• **Stated exercise**: Output a single figure: the number of lines in which the word "button" appears.

• **Data to process**:
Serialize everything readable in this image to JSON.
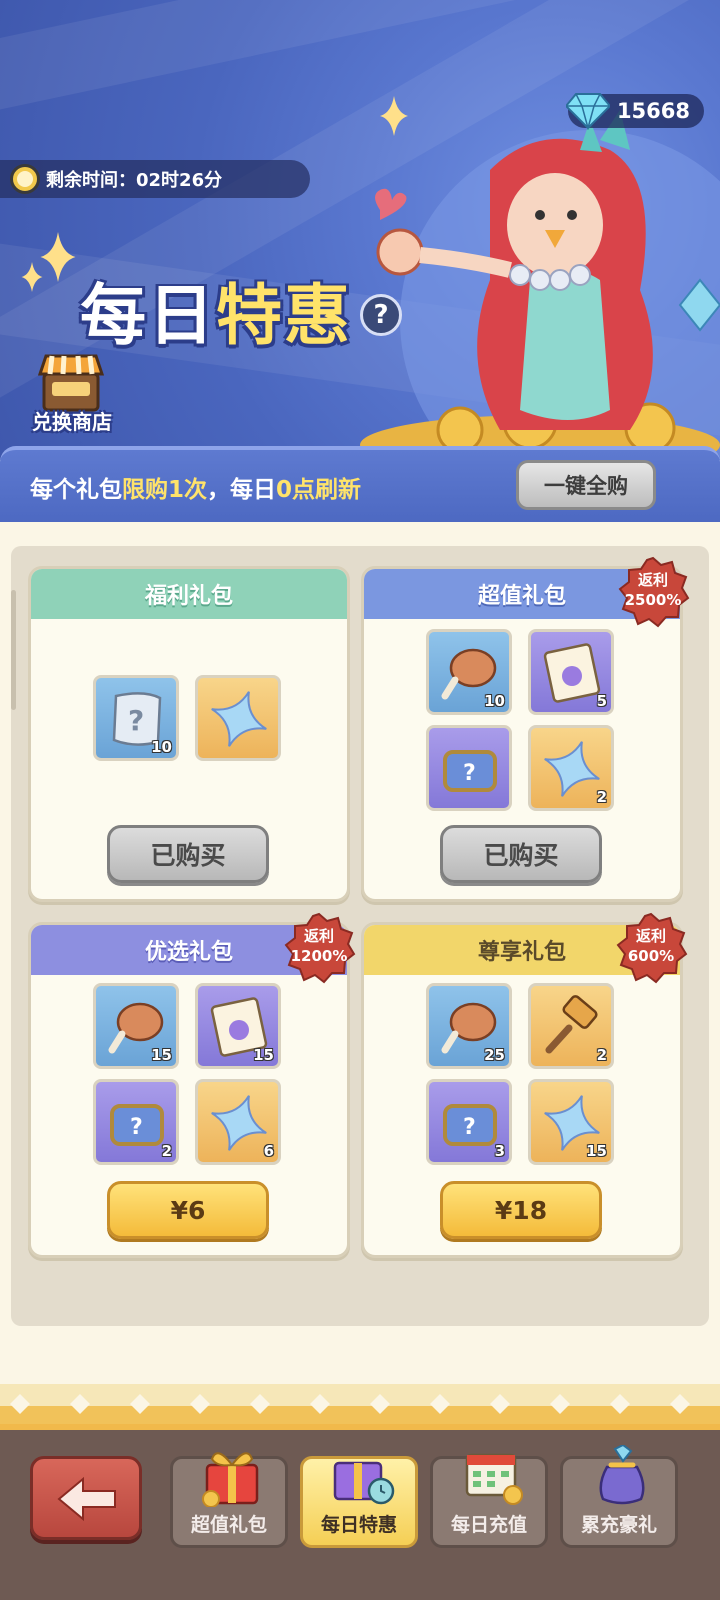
{
  "header": {
    "diamonds": "15668",
    "timer_label": "剩余时间：02时26分",
    "title_part1": "每日",
    "title_part2": "特惠",
    "help": "?",
    "shop_label": "兑换商店"
  },
  "notice": {
    "p1": "每个礼包",
    "p2": "限购1次",
    "p3": "，每日",
    "p4": "0点刷新",
    "buy_all_label": "一键全购"
  },
  "packs": [
    {
      "title": "福利礼包",
      "items": [
        {
          "icon": "scroll-icon",
          "qty": "10"
        },
        {
          "icon": "star-crystal-icon",
          "qty": ""
        }
      ],
      "button": "已购买",
      "purchased": true
    },
    {
      "title": "超值礼包",
      "badge": [
        "返利",
        "2500%"
      ],
      "items": [
        {
          "icon": "meat-icon",
          "qty": "10"
        },
        {
          "icon": "integral-ticket-icon",
          "qty": "5"
        },
        {
          "icon": "mystery-chest-icon",
          "qty": ""
        },
        {
          "icon": "star-crystal-icon",
          "qty": "2"
        }
      ],
      "button": "已购买",
      "purchased": true
    },
    {
      "title": "优选礼包",
      "badge": [
        "返利",
        "1200%"
      ],
      "items": [
        {
          "icon": "meat-icon",
          "qty": "15"
        },
        {
          "icon": "integral-ticket-icon",
          "qty": "15"
        },
        {
          "icon": "mystery-chest-icon",
          "qty": "2"
        },
        {
          "icon": "star-crystal-icon",
          "qty": "6"
        }
      ],
      "button": "¥6",
      "purchased": false
    },
    {
      "title": "尊享礼包",
      "badge": [
        "返利",
        "600%"
      ],
      "items": [
        {
          "icon": "meat-icon",
          "qty": "25"
        },
        {
          "icon": "hammer-icon",
          "qty": "2"
        },
        {
          "icon": "mystery-chest-icon",
          "qty": "3"
        },
        {
          "icon": "star-crystal-icon",
          "qty": "15"
        }
      ],
      "button": "¥18",
      "purchased": false
    }
  ],
  "nav": {
    "back": "back-arrow-icon",
    "tabs": [
      {
        "label": "超值礼包",
        "icon": "gift-box-icon",
        "active": false
      },
      {
        "label": "每日特惠",
        "icon": "timed-gift-icon",
        "active": true
      },
      {
        "label": "每日充值",
        "icon": "calendar-coins-icon",
        "active": false
      },
      {
        "label": "累充豪礼",
        "icon": "treasure-bag-icon",
        "active": false
      }
    ]
  },
  "colors": {
    "hero_blue": "#4a66be",
    "accent_yellow": "#ffe36a",
    "badge_red": "#c8473a",
    "price_gold": "#f4bb3a"
  }
}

• **Complete output**: 4